→ **SHORT EXERCISE**
Your task is to repeat, word for word, the line containing "Convert this screenshot" and all lines that follow it to the end of the material, and no other lines.

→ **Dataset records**

--- Start ---

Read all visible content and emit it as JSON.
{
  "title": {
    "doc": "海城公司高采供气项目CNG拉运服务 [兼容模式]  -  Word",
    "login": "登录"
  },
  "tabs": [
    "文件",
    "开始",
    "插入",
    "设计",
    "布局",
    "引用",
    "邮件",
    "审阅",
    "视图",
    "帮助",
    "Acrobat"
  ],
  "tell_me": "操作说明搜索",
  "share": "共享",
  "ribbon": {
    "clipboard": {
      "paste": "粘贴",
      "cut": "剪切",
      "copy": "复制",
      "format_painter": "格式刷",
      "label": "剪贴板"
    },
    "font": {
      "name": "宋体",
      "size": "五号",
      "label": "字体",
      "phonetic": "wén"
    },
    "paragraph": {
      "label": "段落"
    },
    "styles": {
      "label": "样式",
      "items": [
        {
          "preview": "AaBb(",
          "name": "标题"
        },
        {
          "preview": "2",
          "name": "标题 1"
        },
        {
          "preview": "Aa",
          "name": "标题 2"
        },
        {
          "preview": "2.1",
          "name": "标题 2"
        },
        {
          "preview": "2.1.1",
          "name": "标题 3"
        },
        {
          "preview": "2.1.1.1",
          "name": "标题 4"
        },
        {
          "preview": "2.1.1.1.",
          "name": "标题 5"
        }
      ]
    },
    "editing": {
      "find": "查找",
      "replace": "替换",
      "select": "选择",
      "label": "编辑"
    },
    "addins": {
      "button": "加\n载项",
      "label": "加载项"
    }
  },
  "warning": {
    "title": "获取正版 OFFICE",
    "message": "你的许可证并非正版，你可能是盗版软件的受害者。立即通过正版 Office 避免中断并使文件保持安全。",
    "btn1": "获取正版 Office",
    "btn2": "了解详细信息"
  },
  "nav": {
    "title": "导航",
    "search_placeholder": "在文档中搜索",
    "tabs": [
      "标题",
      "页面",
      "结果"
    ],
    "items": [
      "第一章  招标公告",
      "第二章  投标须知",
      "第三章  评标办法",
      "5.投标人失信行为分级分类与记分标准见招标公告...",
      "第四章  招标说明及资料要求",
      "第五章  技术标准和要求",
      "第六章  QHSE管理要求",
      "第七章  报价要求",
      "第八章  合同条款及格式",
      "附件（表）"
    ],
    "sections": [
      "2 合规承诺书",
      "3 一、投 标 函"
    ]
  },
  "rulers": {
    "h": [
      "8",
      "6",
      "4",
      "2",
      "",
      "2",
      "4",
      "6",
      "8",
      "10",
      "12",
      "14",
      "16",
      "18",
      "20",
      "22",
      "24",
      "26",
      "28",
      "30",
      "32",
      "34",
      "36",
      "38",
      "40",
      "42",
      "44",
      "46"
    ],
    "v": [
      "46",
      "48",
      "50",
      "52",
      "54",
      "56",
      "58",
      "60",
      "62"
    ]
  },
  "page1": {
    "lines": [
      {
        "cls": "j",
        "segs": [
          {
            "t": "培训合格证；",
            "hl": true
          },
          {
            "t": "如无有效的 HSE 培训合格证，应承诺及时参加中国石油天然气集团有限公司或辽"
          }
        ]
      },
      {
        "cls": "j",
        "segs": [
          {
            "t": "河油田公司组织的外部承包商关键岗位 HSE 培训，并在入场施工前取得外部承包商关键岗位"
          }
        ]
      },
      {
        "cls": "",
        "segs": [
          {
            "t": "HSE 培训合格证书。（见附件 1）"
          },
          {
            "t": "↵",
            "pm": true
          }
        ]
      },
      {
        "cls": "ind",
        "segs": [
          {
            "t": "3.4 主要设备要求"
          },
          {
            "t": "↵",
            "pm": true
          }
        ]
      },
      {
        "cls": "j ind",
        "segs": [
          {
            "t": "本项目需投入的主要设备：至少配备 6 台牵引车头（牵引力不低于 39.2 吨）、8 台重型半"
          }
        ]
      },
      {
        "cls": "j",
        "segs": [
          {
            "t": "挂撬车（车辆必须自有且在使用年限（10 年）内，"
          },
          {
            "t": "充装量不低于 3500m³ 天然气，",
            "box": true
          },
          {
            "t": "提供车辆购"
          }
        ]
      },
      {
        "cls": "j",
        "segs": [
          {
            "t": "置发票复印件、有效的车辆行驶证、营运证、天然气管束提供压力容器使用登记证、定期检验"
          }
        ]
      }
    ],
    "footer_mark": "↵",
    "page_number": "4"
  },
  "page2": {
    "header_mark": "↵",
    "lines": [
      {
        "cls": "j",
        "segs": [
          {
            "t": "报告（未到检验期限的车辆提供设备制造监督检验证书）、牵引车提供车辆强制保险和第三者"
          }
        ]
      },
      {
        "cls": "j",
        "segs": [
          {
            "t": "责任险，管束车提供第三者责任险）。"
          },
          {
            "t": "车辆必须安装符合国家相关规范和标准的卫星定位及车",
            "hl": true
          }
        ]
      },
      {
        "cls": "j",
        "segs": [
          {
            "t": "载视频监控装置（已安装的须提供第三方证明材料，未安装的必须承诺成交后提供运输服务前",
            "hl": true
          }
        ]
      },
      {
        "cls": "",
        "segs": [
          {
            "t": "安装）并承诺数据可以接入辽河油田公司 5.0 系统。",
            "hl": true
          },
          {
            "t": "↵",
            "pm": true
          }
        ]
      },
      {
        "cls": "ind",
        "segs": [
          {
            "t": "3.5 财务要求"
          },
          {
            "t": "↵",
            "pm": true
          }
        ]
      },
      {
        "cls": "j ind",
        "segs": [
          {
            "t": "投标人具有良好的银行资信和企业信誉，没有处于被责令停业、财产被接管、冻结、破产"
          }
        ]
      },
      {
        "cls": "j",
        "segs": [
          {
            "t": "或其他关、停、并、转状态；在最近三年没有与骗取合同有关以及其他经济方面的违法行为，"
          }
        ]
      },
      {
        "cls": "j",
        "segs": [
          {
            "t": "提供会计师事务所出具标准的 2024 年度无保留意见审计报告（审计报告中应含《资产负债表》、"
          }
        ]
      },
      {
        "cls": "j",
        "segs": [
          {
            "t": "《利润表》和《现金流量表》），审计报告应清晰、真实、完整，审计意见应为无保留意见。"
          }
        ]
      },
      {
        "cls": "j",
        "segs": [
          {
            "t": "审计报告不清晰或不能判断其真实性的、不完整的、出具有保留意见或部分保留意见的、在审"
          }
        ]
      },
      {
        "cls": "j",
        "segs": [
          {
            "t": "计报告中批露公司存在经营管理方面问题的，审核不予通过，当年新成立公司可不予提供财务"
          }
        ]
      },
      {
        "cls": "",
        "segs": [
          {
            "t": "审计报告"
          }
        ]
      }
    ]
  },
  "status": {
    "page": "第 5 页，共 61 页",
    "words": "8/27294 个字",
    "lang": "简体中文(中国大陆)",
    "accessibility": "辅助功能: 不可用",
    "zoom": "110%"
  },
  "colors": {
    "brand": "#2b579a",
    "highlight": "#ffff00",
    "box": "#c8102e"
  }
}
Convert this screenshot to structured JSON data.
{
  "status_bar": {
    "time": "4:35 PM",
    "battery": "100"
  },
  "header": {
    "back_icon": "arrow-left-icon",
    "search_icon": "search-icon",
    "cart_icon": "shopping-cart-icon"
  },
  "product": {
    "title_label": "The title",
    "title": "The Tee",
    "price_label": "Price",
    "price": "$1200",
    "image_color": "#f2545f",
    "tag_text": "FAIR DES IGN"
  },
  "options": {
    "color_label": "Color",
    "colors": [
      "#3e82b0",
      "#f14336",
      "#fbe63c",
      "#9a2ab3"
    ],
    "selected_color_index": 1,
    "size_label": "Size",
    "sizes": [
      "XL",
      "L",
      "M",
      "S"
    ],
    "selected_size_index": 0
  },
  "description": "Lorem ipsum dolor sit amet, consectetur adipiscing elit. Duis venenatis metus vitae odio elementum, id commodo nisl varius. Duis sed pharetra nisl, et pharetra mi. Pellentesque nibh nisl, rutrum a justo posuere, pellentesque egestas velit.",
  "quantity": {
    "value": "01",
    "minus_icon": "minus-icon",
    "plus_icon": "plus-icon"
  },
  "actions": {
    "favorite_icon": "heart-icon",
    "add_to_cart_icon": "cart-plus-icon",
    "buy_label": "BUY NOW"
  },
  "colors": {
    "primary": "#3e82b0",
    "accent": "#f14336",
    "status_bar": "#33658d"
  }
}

--- End ---

→ **ANSWER BELOW**
Convert this screenshot to structured JSON data.
{
  "status_bar": {
    "time": "4:35 PM",
    "battery": "100"
  },
  "header": {
    "back_icon": "arrow-left-icon",
    "search_icon": "search-icon",
    "cart_icon": "shopping-cart-icon"
  },
  "product": {
    "title_label": "The title",
    "title": "The Tee",
    "price_label": "Price",
    "price": "$1200",
    "image_color": "#f2545f",
    "tag_text": "FAIR DES IGN"
  },
  "options": {
    "color_label": "Color",
    "colors": [
      "#3e82b0",
      "#f14336",
      "#fbe63c",
      "#9a2ab3"
    ],
    "selected_color_index": 1,
    "size_label": "Size",
    "sizes": [
      "XL",
      "L",
      "M",
      "S"
    ],
    "selected_size_index": 0
  },
  "description": "Lorem ipsum dolor sit amet, consectetur adipiscing elit. Duis venenatis metus vitae odio elementum, id commodo nisl varius. Duis sed pharetra nisl, et pharetra mi. Pellentesque nibh nisl, rutrum a justo posuere, pellentesque egestas velit.",
  "quantity": {
    "value": "01",
    "minus_icon": "minus-icon",
    "plus_icon": "plus-icon"
  },
  "actions": {
    "favorite_icon": "heart-icon",
    "add_to_cart_icon": "cart-plus-icon",
    "buy_label": "BUY NOW"
  },
  "colors": {
    "primary": "#3e82b0",
    "accent": "#f14336",
    "status_bar": "#33658d"
  }
}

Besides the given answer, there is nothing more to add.